### ENTRIES SHOWN

================

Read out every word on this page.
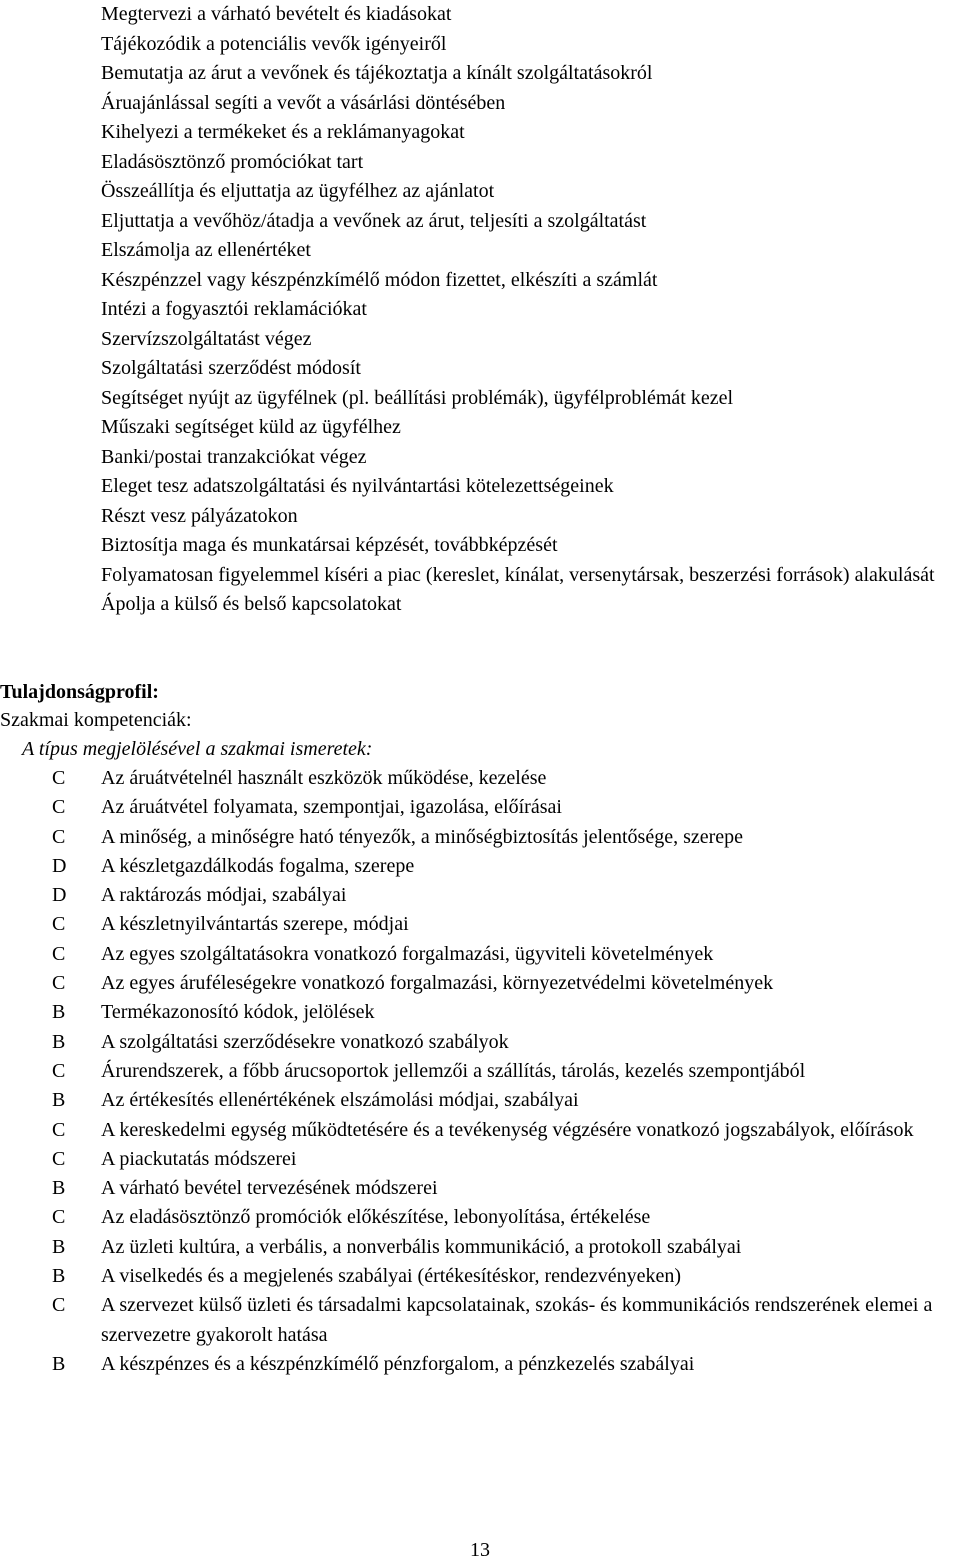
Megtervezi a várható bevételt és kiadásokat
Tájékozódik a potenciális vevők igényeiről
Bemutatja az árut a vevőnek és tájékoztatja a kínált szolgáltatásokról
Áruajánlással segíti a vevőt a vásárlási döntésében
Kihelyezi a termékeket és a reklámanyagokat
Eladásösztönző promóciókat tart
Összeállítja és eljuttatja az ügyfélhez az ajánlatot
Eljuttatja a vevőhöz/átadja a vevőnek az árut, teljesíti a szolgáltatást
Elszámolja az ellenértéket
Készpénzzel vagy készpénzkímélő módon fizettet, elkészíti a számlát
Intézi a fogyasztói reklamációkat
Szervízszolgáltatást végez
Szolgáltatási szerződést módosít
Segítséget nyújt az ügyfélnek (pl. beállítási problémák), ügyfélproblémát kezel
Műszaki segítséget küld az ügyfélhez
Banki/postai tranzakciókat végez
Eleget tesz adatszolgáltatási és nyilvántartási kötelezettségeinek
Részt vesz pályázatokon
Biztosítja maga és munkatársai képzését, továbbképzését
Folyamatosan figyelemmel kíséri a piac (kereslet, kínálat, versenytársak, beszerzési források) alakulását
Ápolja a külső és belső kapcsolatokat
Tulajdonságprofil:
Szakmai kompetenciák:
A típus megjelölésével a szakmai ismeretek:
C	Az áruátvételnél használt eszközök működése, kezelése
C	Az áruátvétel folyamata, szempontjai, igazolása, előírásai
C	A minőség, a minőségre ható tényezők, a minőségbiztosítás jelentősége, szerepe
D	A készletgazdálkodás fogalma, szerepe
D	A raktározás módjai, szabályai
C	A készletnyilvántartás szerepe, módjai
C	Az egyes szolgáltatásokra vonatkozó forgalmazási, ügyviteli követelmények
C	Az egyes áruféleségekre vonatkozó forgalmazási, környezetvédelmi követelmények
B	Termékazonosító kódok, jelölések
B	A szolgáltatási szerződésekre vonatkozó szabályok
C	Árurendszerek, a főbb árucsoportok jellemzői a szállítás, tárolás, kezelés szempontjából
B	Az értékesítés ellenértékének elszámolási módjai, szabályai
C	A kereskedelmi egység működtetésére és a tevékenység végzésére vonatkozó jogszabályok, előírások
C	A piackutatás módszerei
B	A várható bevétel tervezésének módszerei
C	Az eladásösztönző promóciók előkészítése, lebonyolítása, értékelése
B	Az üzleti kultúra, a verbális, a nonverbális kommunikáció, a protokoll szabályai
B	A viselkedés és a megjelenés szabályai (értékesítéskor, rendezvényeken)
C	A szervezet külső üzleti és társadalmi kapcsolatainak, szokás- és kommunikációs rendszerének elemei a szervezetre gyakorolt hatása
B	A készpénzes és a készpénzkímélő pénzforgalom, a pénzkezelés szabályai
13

================

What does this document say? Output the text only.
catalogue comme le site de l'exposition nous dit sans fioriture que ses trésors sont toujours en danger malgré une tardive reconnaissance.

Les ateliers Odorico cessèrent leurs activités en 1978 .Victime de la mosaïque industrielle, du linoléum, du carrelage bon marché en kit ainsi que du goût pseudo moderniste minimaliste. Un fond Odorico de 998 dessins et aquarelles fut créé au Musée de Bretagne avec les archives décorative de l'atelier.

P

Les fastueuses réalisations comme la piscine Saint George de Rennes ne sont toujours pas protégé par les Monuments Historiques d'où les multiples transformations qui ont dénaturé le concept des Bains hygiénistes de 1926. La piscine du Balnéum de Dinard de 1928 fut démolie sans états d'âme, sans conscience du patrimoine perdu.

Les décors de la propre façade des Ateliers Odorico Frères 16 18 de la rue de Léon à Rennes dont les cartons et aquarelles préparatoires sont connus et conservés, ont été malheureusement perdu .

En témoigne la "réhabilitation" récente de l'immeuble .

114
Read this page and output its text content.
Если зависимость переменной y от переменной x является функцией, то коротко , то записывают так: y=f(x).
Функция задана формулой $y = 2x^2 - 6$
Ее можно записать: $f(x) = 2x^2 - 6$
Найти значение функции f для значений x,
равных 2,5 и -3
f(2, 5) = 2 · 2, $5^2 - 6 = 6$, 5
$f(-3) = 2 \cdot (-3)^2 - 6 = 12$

================

Go through the records and pull out each line that includes the word "egyes".

### IN RESPONSE
C	Az egyes szolgáltatásokra vonatkozó forgalmazási, ügyviteli követelmények
C	Az egyes áruféleségekre vonatkozó forgalmazási, környezetvédelmi követelmények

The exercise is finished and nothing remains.